【課題を解決するための手段】
【0013】
そこで、上記の目的を達成するために、まず、傾斜機能材料に係る第1の本発明は、物質Aの粒子または物質Bの粒子のいずれか一方を母粒子、他方を子粒子として該母粒子の表面に該子粒子が静電吸着されてなる複合粒子を原料粒子とする傾斜機能材料であって、前記物質Aまたは物質Bのうち子粒子とした物質の平均的な体積相当量を単位とする傾斜率によって、組成が傾斜されていることを特徴とするものである。
【0014】
ここで、物質Aの粒子および物質Bの粒子とは、いずれも単一の物質である場合のほか、複数の物質により複合粒子が形成された結果、複数の物質が混合された状態の粒子である場合もある。また、物質Aと物質Bとは、化学的組成は同一であっても異なっていても良いものである。さらに、物質Aと物質Bは、異なる種類によって区分することができ、ここでの種類とは、化学的組成が異なることのみを意味するものではなく、物性が異なることを含む概念である。このため、例えば、物質粒子の化学組成、形態や粒径等の形状、結晶構造や比重などを含む物理的性質、電気的性質、磁気的性質のいずれかが異なることで、異なる種類とされる。更に、物質の平均的な体積相当量とは、ほぼ均一な粒径の粒子を子粒子として使用する場合であっても、微細な粒子の体積を一定にさせることが困難であるため、そのような場合の体積差を調整するために、平均的としたものであり、子粒子相互の体積の相違が誤差の範囲内であれば、格別に平均値を算定する必要はないものである。
【0015】
本発明によれば、原料粒子は、物質Aおよび物質Bのうち、一方を母粒子とし他方を子粒子とする複合粒子で形成されるものであるから、子粒子が静電吸着される個数が制御されることによって、組成の傾斜が自在に調整された傾斜機能材料を得ることができる。さらに、子粒子とされた物質を個数で制御することにより、1個当たりの平均的な体積相当量を単位として組成が傾斜することから、組成の変化の程度を微細に調整でき、緩やかな傾斜率を有する傾斜機能材料を得ることができる。尚、ここで、粒子とは、微小な固形物を意味するものであって、粒状のものに限定されるものではなく、例えば、塊状、扁平状、異形状、柱状、繊維状のものを含み、中空の形態のものをも包含され、剛直なものに限られず可撓性を有するものを含む概念である。

* _提供された行_:
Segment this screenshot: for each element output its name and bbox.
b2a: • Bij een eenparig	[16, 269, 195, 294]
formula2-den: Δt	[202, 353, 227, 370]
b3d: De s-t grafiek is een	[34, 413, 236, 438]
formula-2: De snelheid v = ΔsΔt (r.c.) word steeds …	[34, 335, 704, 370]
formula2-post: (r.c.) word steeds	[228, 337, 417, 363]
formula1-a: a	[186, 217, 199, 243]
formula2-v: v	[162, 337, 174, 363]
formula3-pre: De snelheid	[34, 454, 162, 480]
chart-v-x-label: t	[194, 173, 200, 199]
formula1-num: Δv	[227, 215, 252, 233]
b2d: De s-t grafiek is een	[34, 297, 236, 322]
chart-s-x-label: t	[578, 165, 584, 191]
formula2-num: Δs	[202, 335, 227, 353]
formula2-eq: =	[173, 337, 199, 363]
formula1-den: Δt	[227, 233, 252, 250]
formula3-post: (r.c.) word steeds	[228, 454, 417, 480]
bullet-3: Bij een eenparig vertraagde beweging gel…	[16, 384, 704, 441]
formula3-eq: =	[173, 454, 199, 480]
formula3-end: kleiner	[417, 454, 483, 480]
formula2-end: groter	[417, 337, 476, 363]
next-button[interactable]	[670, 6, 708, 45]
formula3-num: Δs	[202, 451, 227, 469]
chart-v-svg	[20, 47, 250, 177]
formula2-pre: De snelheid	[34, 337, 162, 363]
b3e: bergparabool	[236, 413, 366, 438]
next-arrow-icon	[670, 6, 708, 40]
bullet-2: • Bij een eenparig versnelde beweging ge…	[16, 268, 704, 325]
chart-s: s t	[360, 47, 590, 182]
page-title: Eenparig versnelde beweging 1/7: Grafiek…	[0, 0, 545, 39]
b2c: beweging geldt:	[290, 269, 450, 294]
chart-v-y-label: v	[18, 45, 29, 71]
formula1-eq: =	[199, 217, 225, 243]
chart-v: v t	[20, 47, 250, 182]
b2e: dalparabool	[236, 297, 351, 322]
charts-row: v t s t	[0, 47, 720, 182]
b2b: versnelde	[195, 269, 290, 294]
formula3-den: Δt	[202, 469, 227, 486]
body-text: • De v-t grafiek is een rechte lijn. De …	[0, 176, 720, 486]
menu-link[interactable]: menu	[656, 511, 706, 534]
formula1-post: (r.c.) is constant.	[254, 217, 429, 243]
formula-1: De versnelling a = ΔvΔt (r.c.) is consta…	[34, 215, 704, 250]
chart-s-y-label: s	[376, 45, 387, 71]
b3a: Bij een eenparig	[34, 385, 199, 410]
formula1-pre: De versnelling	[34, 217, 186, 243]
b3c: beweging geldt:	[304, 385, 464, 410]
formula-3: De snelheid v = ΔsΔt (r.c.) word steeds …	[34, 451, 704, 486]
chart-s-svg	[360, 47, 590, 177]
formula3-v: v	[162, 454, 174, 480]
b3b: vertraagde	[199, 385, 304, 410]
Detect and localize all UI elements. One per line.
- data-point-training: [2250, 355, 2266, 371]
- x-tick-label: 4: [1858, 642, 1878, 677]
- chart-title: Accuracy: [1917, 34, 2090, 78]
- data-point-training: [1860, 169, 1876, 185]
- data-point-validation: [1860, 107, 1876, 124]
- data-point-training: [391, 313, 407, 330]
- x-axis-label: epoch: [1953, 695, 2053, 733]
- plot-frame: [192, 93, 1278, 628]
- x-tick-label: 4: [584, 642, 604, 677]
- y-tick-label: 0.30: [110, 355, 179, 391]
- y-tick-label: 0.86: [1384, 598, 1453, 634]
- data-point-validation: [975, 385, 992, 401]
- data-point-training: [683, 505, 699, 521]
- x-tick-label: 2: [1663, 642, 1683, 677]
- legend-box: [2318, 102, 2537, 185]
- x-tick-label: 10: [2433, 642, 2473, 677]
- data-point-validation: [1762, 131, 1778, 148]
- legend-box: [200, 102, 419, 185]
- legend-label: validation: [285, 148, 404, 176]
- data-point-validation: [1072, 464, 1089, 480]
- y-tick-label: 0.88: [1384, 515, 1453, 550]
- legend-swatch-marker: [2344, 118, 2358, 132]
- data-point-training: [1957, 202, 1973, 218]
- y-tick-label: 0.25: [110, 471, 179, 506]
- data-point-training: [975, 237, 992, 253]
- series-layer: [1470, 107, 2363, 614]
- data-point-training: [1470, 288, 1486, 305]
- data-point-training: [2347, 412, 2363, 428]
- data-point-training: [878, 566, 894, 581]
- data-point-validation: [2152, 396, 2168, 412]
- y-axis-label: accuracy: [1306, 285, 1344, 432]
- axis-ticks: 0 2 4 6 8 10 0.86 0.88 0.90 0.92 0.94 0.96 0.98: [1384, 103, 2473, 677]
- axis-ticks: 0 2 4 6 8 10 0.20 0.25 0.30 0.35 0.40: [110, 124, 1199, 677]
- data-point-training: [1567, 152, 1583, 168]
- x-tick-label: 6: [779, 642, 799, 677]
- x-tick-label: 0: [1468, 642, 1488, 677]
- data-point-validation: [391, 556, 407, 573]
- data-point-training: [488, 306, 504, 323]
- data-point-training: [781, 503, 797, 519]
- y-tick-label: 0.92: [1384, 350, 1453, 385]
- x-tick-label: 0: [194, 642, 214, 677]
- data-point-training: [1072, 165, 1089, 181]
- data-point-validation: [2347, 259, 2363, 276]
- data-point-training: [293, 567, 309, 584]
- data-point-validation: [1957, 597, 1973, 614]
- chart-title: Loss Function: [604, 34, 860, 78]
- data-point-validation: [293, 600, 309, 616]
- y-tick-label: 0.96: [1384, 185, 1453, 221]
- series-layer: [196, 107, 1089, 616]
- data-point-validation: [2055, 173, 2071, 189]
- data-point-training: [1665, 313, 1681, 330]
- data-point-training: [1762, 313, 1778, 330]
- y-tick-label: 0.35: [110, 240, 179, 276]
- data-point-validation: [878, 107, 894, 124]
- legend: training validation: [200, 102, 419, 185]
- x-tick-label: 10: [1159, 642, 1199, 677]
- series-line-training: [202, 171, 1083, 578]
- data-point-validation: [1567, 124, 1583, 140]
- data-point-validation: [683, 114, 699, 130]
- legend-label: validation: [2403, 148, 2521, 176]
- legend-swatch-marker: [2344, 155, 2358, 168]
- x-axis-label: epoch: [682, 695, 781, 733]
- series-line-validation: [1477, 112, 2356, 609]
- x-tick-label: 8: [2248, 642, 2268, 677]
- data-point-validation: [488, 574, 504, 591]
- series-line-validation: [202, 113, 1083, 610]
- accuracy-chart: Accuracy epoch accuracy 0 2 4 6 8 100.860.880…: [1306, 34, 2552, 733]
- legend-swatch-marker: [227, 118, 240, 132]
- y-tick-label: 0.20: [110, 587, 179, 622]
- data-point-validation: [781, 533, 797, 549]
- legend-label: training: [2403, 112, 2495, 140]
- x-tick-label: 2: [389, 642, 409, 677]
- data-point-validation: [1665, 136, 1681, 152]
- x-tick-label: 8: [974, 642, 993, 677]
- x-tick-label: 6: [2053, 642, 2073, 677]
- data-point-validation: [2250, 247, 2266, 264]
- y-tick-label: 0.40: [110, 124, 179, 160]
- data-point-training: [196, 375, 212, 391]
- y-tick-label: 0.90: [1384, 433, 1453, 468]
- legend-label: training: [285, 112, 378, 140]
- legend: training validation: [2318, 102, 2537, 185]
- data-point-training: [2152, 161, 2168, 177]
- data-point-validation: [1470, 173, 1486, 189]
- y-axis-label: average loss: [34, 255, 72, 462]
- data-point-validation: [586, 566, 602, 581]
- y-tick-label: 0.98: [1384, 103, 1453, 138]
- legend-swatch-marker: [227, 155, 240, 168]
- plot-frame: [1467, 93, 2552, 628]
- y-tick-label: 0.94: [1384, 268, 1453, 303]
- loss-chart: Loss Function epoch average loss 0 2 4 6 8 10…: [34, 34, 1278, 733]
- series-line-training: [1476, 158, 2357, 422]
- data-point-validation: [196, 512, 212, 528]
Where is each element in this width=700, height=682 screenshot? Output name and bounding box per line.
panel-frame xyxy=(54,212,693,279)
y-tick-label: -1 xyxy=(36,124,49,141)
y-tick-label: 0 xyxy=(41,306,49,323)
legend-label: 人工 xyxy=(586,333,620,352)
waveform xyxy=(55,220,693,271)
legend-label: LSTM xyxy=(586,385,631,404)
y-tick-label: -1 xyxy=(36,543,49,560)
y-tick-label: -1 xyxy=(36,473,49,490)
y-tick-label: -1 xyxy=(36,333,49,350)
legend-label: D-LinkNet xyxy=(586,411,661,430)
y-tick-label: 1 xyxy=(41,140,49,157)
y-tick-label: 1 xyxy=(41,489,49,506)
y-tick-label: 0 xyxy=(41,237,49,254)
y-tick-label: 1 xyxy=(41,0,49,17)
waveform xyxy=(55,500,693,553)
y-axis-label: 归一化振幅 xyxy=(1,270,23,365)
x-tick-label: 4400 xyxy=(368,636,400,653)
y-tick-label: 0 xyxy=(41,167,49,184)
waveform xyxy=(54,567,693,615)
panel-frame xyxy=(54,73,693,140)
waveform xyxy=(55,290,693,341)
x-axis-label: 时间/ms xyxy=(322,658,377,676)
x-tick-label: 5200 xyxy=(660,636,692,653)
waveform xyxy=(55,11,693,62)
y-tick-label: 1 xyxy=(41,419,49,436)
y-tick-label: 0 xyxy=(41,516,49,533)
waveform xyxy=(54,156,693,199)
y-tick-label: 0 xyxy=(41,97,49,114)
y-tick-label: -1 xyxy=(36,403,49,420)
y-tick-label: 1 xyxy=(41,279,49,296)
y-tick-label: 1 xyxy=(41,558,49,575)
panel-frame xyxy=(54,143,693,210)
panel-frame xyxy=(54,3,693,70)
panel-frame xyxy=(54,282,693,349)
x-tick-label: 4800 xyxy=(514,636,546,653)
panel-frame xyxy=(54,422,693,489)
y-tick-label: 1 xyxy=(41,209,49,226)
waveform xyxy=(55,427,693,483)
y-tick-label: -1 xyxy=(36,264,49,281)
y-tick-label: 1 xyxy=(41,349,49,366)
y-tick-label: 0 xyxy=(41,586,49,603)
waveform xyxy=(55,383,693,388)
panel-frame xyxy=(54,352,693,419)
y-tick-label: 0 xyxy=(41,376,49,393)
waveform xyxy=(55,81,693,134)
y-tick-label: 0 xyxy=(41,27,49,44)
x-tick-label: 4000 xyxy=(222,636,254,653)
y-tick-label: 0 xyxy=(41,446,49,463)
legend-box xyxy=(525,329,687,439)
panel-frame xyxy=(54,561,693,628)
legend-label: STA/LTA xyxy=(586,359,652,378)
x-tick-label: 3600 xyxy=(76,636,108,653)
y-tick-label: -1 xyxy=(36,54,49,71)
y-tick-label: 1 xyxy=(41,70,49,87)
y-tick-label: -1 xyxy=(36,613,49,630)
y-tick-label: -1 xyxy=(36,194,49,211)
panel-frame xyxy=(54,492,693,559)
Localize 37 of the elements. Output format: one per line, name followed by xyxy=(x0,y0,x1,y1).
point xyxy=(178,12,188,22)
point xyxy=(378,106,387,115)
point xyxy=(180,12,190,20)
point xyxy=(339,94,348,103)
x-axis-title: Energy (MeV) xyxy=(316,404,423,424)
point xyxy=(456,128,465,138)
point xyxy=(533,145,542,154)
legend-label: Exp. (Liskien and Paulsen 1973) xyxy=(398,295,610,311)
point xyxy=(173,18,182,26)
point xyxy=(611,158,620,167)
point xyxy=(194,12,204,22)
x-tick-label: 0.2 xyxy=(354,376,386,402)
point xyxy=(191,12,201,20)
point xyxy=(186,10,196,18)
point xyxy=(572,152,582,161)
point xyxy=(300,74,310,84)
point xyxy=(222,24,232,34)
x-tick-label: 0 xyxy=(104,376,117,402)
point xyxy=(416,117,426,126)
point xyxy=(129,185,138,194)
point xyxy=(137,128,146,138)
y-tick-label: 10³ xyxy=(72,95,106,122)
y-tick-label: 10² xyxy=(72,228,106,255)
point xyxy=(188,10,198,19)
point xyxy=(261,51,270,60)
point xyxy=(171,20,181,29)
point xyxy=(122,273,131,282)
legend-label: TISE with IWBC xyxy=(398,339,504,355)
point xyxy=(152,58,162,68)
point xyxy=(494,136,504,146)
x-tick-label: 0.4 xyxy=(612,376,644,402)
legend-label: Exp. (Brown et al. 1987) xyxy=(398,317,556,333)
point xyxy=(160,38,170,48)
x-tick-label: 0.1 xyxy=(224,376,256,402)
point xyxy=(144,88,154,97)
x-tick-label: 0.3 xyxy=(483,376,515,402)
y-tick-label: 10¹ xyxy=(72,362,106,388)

* _指示_:
[A] 傾斜機能材料に関する文書で、粒子の形状の例として「例えば」の後に挙げられているものをすべて書き出してください。
[B] 傾斜機能材料に関する文書を、最後の文の後から書き継いでください。

* _解答_:
[A] 塊状、扁平状、異形状、柱状、繊維状

[B]
【0016】
傾斜機能材料に係る第2の発明は、前記第1の発明において、前記傾斜率が、その全部または一部が略線形であることを特徴とするものである。
【0017】
ここで、略線形とは、線形に近似することを意味するが、子粒子として使用される個々の粒子における体積の相違、または子粒子1個に相当する体積量を最小単位とするときの段階的な微小変化を考慮しない場合に線形となることを意味するものである。
【0018】
本発明によれば、第1の発明に加え、組成の傾斜率が略線形となっているため、組成の変化の不連続性を抑制でき、シームレスに変化する組成を有する傾斜機能材料を得ることができる。従って、例えば、粉末冶金法により焼成される場合において、収縮率または熱膨張係数等の相違に基づく歪みの発生を制限させることができる。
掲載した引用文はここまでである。